#### What to work on:
1. Answer these questions using the passage on marker position and image scale:
(a) How many triangles does the plausibility check expect to find?
(b) What is the actual radius of the circle?
(c) What distance separates the centroids of opposite rectangles?
2. Copy the stretch of the passage on marker position and image scale from "3.2.3. Relative/Absolute Position" through "position determination approaches.".
3. Proceed with the passage on marker position and image scale, continuing from its final sentence.

#### Page text:
## BEGIN
Finally, centroids were computed for all classified contours using image moments, and a plausibility check was performed by verifying the expected number of shapes in each category (one circle, four triangles, and four rectangles).

3.2.3. Relative/Absolute Position Determination

Two approaches were used to determine the overall center of gravity of the MM. First, the arithmetic mean of all shape centroids was calculated. Second, the center of gravity was calculated separately for each type of geometric shape. The nomenclature for these approaches is summarized in Table 1.

Table 1. Nomenclature for position determination approaches.

Abbreviation	Description
posa	Arithmetic mean of all shape centroids
posc	Centroid of the circle
post	Arithmetic mean of the triangle centroids
posr	Arithmetic mean of the rectangle centroids

The relative coordinates of the center of gravity within the ROI can then be converted to absolute positions in the overall image by incorporating the ROI coordinates.

3.2.4. Image Scale Determination

Three approaches were used to determine the image scale:

Area         

The simplest method is to compare the actual size of the geometric shapes on the MM with the size of the enclosed area of the classified contours:

$$\beta =\sqrt{{\displaystyle \frac{{\mathrm{A}}^{\prime }}{\mathrm{A}}}}$$

(2)

where $A^{\prime }$ is the contour area in pixels and A is the actual area of the corresponding shape.

Circles     

Circular shapes can be used by comparing parameters such as radius, circumference, or area. Here, the radius was determined using the OpenCV function minEnclosingCircle() on contours classified as circles. The actual circle radius is 10 mm.

Polygons 

In this approach, the image scale is determined by comparing the distances between centroids of the triangles and rectangles. The distances between the triangle centroids are 26.667 mm for adjacent elements and 37.712 mm for opposite elements. For rectangles, the distances are 24.749 mm for adjacent elements and 35 mm for opposite elements. The overall scale factor $\beta$ is calculated using the mean of all respective shape ratios.

Table 2 summarizes the nomenclature for the individual image scale determination approaches.

Table 2. Nomenclature for image scale determination approaches.

Abbreviation	Description
pxsza	Image scale based on the total area of all shapes
pxszc	Image scale based on the circle radius
pxszt	Image scale based on distances between triangle centroids
pxszr	Image scale based on distances between rectangle centroids

3.2.5. Displacement Measurement

Finally, the displacements were determined by comparing the MM positions across multiple images and converting them into physical units using the corresponding image scale factor. Different combinations of position determination and image scale calculation were considered, as summarized in Table 3.
## END
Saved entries
## BEGIN
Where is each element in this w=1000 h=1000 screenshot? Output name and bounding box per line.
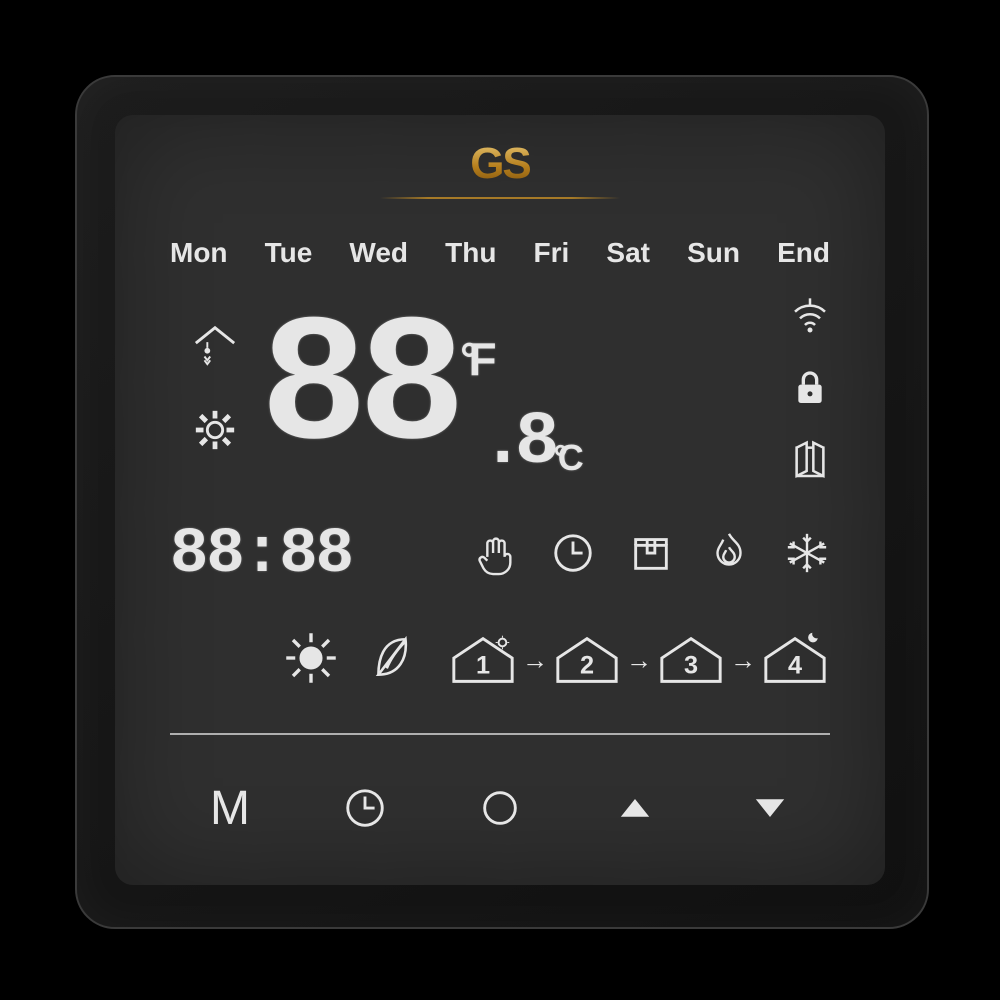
wifi-icon	[790, 295, 830, 340]
day-fri: Fri	[534, 237, 570, 269]
svg-text:2: 2	[580, 652, 594, 680]
day-end: End	[777, 237, 830, 269]
temp-digits: 88	[260, 300, 456, 480]
up-button[interactable]	[580, 763, 690, 853]
timer-button[interactable]	[310, 763, 420, 853]
cool-mode-icon	[784, 530, 830, 581]
day-row: Mon Tue Wed Thu Fri Sat Sun End	[170, 237, 830, 269]
svg-text:1: 1	[476, 652, 490, 680]
period-3-icon: 3	[656, 632, 726, 688]
period-arrow-icon: →	[522, 645, 548, 676]
touch-button-row: M	[175, 763, 825, 853]
day-wed: Wed	[349, 237, 408, 269]
thermostat-face: GS Mon Tue Wed Thu Fri Sat Sun End	[115, 115, 885, 885]
temperature-display: 88 °F .8 °C	[260, 300, 574, 480]
clock-display: 88:88	[170, 519, 352, 591]
schedule-mode-icon	[550, 530, 596, 581]
temp-unit-c: °C	[553, 440, 573, 476]
eco-period-icon	[368, 631, 418, 690]
period-4-icon: 4	[760, 632, 830, 688]
temp-decimal: .8	[481, 406, 550, 480]
manual-mode-icon	[472, 530, 518, 581]
svg-text:4: 4	[788, 652, 802, 680]
temp-unit-f: °F	[460, 336, 487, 382]
brand-text: GS	[470, 139, 530, 189]
power-button[interactable]	[445, 763, 555, 853]
day-tue: Tue	[265, 237, 313, 269]
away-mode-icon	[628, 530, 674, 581]
window-open-icon	[790, 441, 830, 486]
period-arrow-icon: →	[730, 645, 756, 676]
settings-icon	[192, 407, 238, 458]
heat-mode-icon	[706, 530, 752, 581]
sun-period-icon	[284, 631, 338, 690]
period-arrow-icon: →	[626, 645, 652, 676]
period-row: 1 → 2 → 3 → 4	[170, 620, 830, 700]
brand-logo: GS	[115, 139, 885, 199]
day-sat: Sat	[606, 237, 650, 269]
touch-divider	[170, 733, 830, 735]
day-mon: Mon	[170, 237, 228, 269]
period-1-icon: 1	[448, 632, 518, 688]
mode-button-label: M	[210, 781, 250, 836]
floor-sensor-icon	[192, 322, 238, 373]
down-button[interactable]	[715, 763, 825, 853]
lock-icon	[790, 368, 830, 413]
day-sun: Sun	[687, 237, 740, 269]
day-thu: Thu	[445, 237, 496, 269]
period-2-icon: 2	[552, 632, 622, 688]
brand-rule	[380, 197, 620, 199]
svg-text:3: 3	[684, 652, 698, 680]
mode-button[interactable]: M	[175, 763, 285, 853]
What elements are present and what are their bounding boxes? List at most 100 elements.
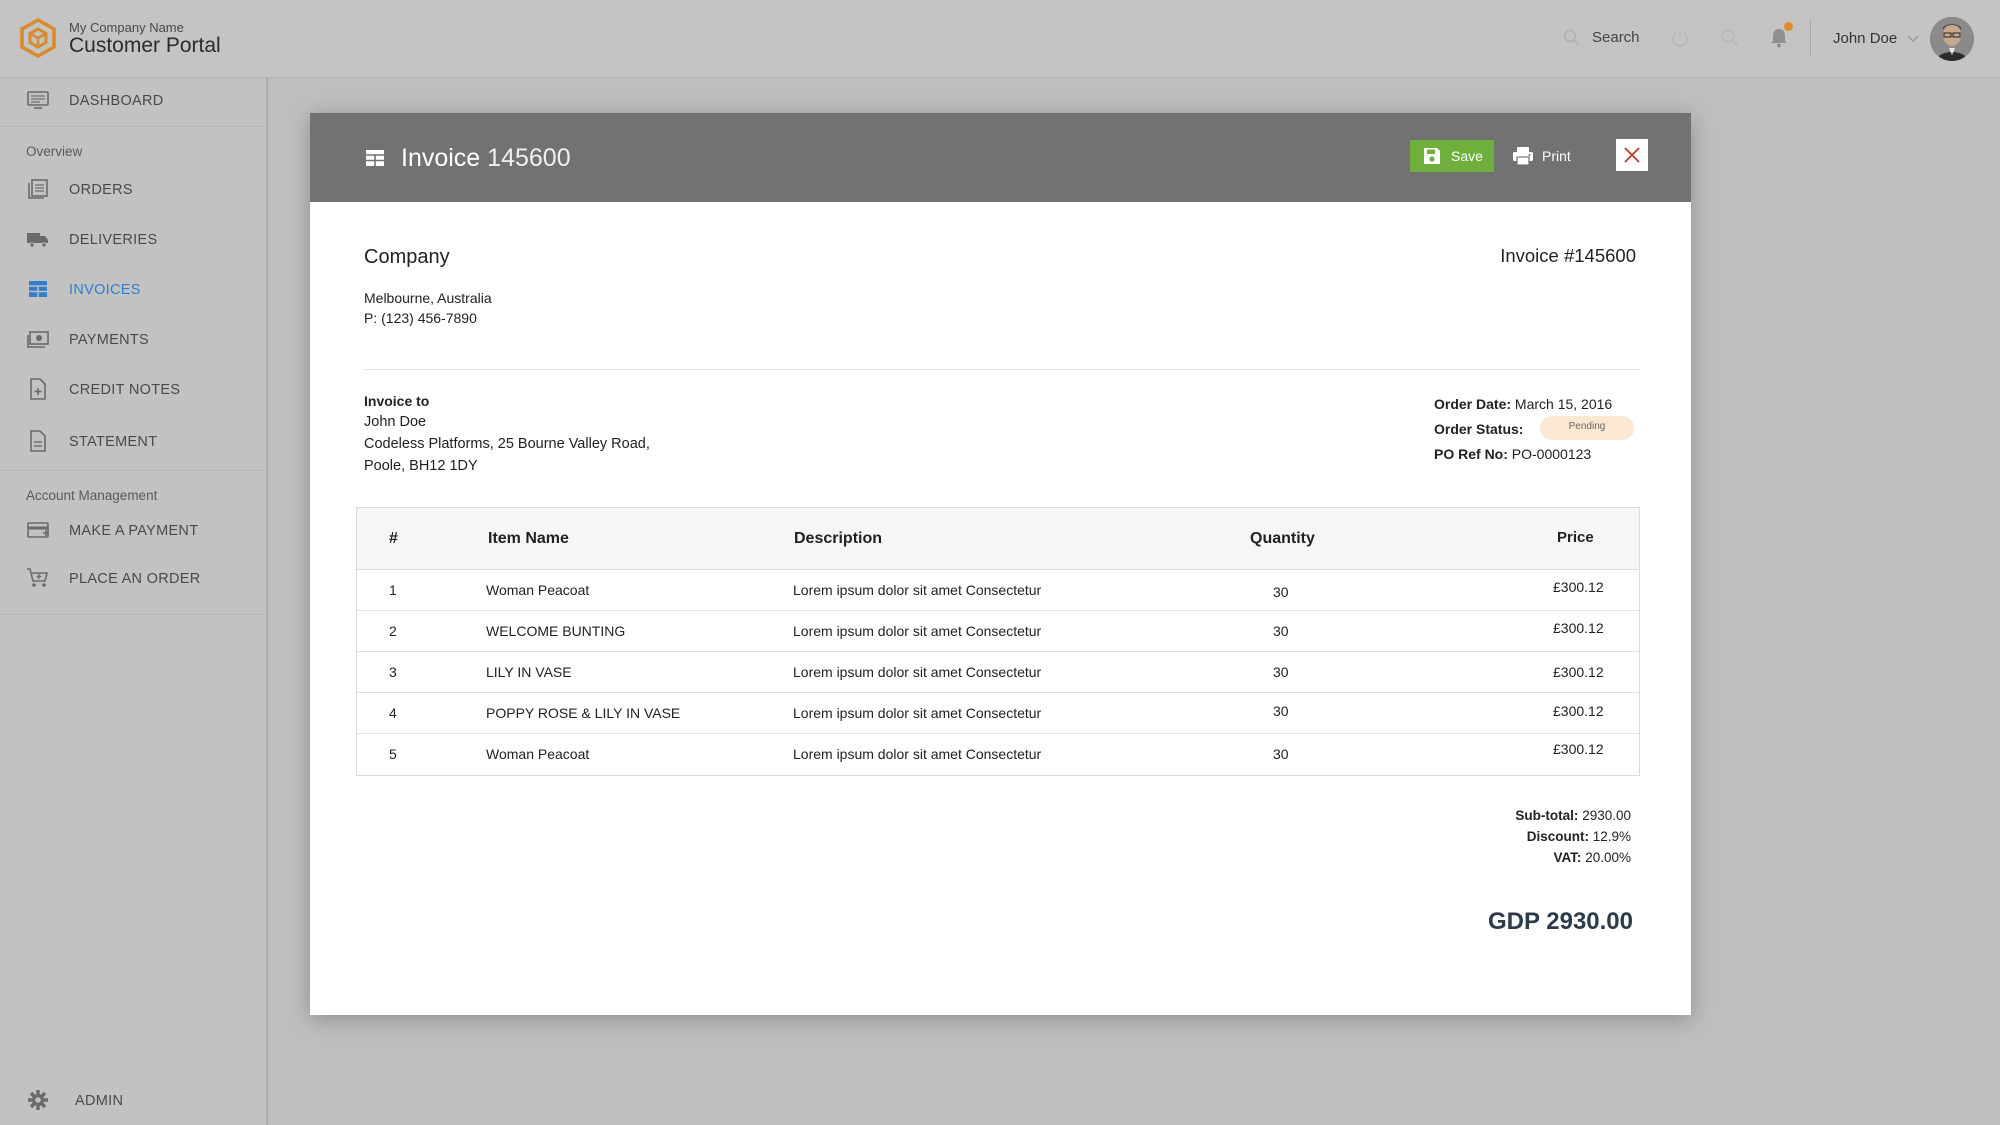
- sidebar-item-invoices[interactable]: INVOICES: [0, 267, 266, 311]
- close-button[interactable]: [1616, 139, 1648, 171]
- company-name-heading: Company: [364, 246, 450, 268]
- header-divider: [1810, 20, 1811, 56]
- sidebar-item-orders[interactable]: ORDERS: [0, 167, 266, 211]
- row-description: Lorem ipsum dolor sit amet Consectetur: [793, 705, 1042, 721]
- modal-title: Invoice 145600: [401, 144, 571, 173]
- invoice-modal: Invoice 145600 Save Print Company Melbou…: [310, 113, 1691, 1015]
- bill-to-address-line1: Codeless Platforms, 25 Bourne Valley Roa…: [364, 436, 650, 452]
- sidebar-item-label: DASHBOARD: [69, 93, 164, 109]
- company-phone: P: (123) 456-7890: [364, 310, 477, 326]
- row-quantity: 30: [1273, 746, 1289, 762]
- company-name: My Company Name: [69, 20, 184, 35]
- sidebar-item-dashboard[interactable]: DASHBOARD: [0, 78, 266, 122]
- modal-header: Invoice 145600 Save Print: [310, 113, 1691, 202]
- user-name[interactable]: John Doe: [1833, 30, 1897, 47]
- subtotal-label: Sub-total:: [1515, 808, 1579, 823]
- bill-to-name: John Doe: [364, 414, 427, 430]
- row-item-name: Woman Peacoat: [486, 746, 590, 762]
- power-icon[interactable]: [1668, 26, 1692, 50]
- card-icon: [27, 522, 49, 538]
- search-label[interactable]: Search: [1592, 29, 1640, 46]
- table-header: # Item Name Description Quantity Price: [357, 508, 1639, 570]
- row-quantity: 30: [1273, 703, 1289, 719]
- row-quantity: 30: [1273, 623, 1289, 639]
- section-divider: [364, 369, 1640, 370]
- row-number: 1: [389, 582, 397, 598]
- table-row[interactable]: 1 Woman Peacoat Lorem ipsum dolor sit am…: [357, 570, 1639, 611]
- subtotal: Sub-total: 2930.00: [1515, 808, 1631, 823]
- document-icon: [30, 430, 46, 452]
- sidebar-item-credit-notes[interactable]: CREDIT NOTES: [0, 367, 266, 411]
- invoice-to-heading: Invoice to: [364, 393, 430, 409]
- search-alt-icon[interactable]: [1718, 26, 1742, 50]
- sidebar-item-label: ADMIN: [75, 1093, 124, 1109]
- sidebar-item-make-a-payment[interactable]: MAKE A PAYMENT: [0, 508, 266, 552]
- company-address: Melbourne, Australia: [364, 290, 492, 306]
- subtotal-value: 2930.00: [1582, 808, 1631, 823]
- status-badge: Pending: [1540, 416, 1634, 440]
- invoice-items-table: # Item Name Description Quantity Price 1…: [356, 507, 1640, 776]
- column-header-description: Description: [794, 530, 883, 547]
- save-button[interactable]: Save: [1410, 140, 1494, 172]
- row-price: £300.12: [1553, 664, 1604, 680]
- po-ref-value: PO-0000123: [1511, 446, 1592, 462]
- sidebar-item-label: DELIVERIES: [69, 232, 158, 248]
- column-header-quantity: Quantity: [1250, 530, 1315, 547]
- po-ref-label: PO Ref No:: [1434, 446, 1508, 462]
- sidebar-item-payments[interactable]: PAYMENTS: [0, 317, 266, 361]
- save-button-label: Save: [1451, 148, 1483, 164]
- row-description: Lorem ipsum dolor sit amet Consectetur: [793, 582, 1042, 598]
- company-logo-icon[interactable]: [20, 18, 56, 58]
- row-price: £300.12: [1553, 620, 1604, 636]
- modal-title-label: Invoice: [401, 144, 481, 172]
- grand-total: GDP 2930.00: [1488, 908, 1633, 935]
- sidebar-item-admin[interactable]: ADMIN: [0, 1078, 266, 1122]
- list-icon: [28, 179, 48, 199]
- save-icon: [1424, 148, 1440, 164]
- table-row[interactable]: 5 Woman Peacoat Lorem ipsum dolor sit am…: [357, 734, 1639, 775]
- print-button[interactable]: Print: [1512, 140, 1582, 172]
- row-price: £300.12: [1553, 703, 1604, 719]
- vat: VAT: 20.00%: [1553, 850, 1631, 865]
- sidebar-item-deliveries[interactable]: DELIVERIES: [0, 217, 266, 261]
- note-add-icon: [30, 378, 46, 400]
- sidebar-item-label: CREDIT NOTES: [69, 382, 181, 398]
- printer-icon: [1513, 147, 1533, 166]
- sidebar-item-statement[interactable]: STATEMENT: [0, 419, 266, 463]
- gear-icon: [28, 1090, 48, 1110]
- column-header-price: Price: [1557, 529, 1594, 546]
- sidebar-item-place-an-order[interactable]: PLACE AN ORDER: [0, 556, 266, 600]
- notification-dot: [1784, 22, 1793, 31]
- top-bar: My Company Name Customer Portal Search J…: [0, 0, 2000, 78]
- sidebar-item-label: ORDERS: [69, 182, 133, 198]
- portal-title: Customer Portal: [69, 34, 221, 57]
- row-number: 5: [389, 746, 397, 762]
- table-row[interactable]: 4 POPPY ROSE & LILY IN VASE Lorem ipsum …: [357, 693, 1639, 734]
- search-icon[interactable]: [1562, 28, 1582, 48]
- invoice-number: Invoice #145600: [1500, 245, 1636, 266]
- bill-to-address-line2: Poole, BH12 1DY: [364, 458, 478, 474]
- order-status-label: Order Status:: [1434, 421, 1524, 437]
- row-number: 2: [389, 623, 397, 639]
- sidebar-separator: [0, 126, 266, 127]
- sidebar-item-label: PLACE AN ORDER: [69, 571, 201, 587]
- sidebar: DASHBOARD Overview ORDERS DELIVERIES INV…: [0, 78, 268, 1125]
- sidebar-item-label: MAKE A PAYMENT: [69, 523, 199, 539]
- sidebar-separator: [0, 470, 266, 471]
- row-price: £300.12: [1553, 741, 1604, 757]
- vat-label: VAT:: [1553, 850, 1582, 865]
- po-ref: PO Ref No: PO-0000123: [1434, 446, 1591, 462]
- sidebar-separator: [0, 614, 266, 615]
- row-item-name: POPPY ROSE & LILY IN VASE: [486, 705, 681, 721]
- cart-icon: [27, 568, 49, 587]
- table-row[interactable]: 3 LILY IN VASE Lorem ipsum dolor sit ame…: [357, 652, 1639, 693]
- row-description: Lorem ipsum dolor sit amet Consectetur: [793, 664, 1042, 680]
- order-date: Order Date: March 15, 2016: [1434, 396, 1612, 412]
- discount: Discount: 12.9%: [1527, 829, 1631, 844]
- truck-icon: [27, 233, 48, 248]
- modal-title-number: 145600: [487, 144, 571, 172]
- row-quantity: 30: [1273, 664, 1289, 680]
- avatar[interactable]: [1930, 17, 1974, 61]
- table-row[interactable]: 2 WELCOME BUNTING Lorem ipsum dolor sit …: [357, 611, 1639, 652]
- chevron-down-icon[interactable]: [1906, 32, 1920, 46]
## END
#### Answers to the tasks:
1.
(a) Four.
(b) 10 mm.
(c) 35 mm.

2.
3.2.3. Relative/Absolute Position Determination

Two approaches were used to determine the overall center of gravity of the MM. First, the arithmetic mean of all shape centroids was calculated. Second, the center of gravity was calculated separately for each type of geometric shape. The nomenclature for these approaches is summarized in Table 1.

Table 1. Nomenclature for position determination approaches.

3.
Table 3. Nomenclature for displacement measurement approaches.

Abbreviation	Position Determination	Image Scale Calculation
dispa	posa	pxsza
dispc	posc	pxszc
dispt	post	pxszt
dispr	posr	pxszr
disptr	post	pxszr
disprt	posr	pxszt

4. Results

4.1. Object Detection

Object detection yielded satisfactory results across the entire dataset, achieving an average confidence score of 0.899. The detection quality, however, varied slightly depending on the position of the measurement motive, as illustrated in Figure 5.

Figure 5. Confidence scores of YOLO object detection across the dataset.

4.2. Filtering and Edge Detection

Figure 6 shows the ROI of the detected MM, on which edge detection was applied to the initial measurement image.

Figure 6. ROI of the detected MM with applied edge detection.

The application of a median filter results in smooth contours and effectively reduces noise. However, some sharp corners are slightly rounded, and minor rounding of edges can be observed.

4.3. Segmentation

The segmentation results were consistently reliable across the entire dataset. For each image, the correct number of closed contours was detected and successfully classified into geometric shapes. The plausibility checks confirmed that the expected number of circles, triangles, and rectangles were identified in all cases. This indicates that the chosen threshold value for corner detection is appropriate for the applied setup.

Figure 7 illustrates an example of the segmented geometric elements within the MM in the overall image.

Figure 7. Segmentation of geometric elements within the MM.

4.4. Determination of Motive Position

The centroids of the geometric shapes in the MM were determined using image moments. Figure 8 shows the categorized shapes and their centroids for the first image.

Figure 8. Centroids of the geometric shapes in the cropped ROI.

Figure 9 compares the absolute centroid positions for each shape category over the measurement period before the first displacement step. Noise remains in the subpixel range. Circle and rectangle centroids are closely aligned, while triangle centroids exhibit larger deviations, influencing the overall arithmetic mean of all elements.

Figure 9. Comparison of absolute centroid positions for each shape category.

4.5. Determination of the Image Scale

The image scale was calculated from the geometric elements in the MM to convert pixel displacements into physical units. Figure 10 shows the resulting image scale values for the different approaches across the dataset. Mean values and standard deviations are summarized in Table 4.

Figure 10. Image scale values obtained from different geometric elements.

Table 4. Mean values and standard deviations of the image scale determination methods.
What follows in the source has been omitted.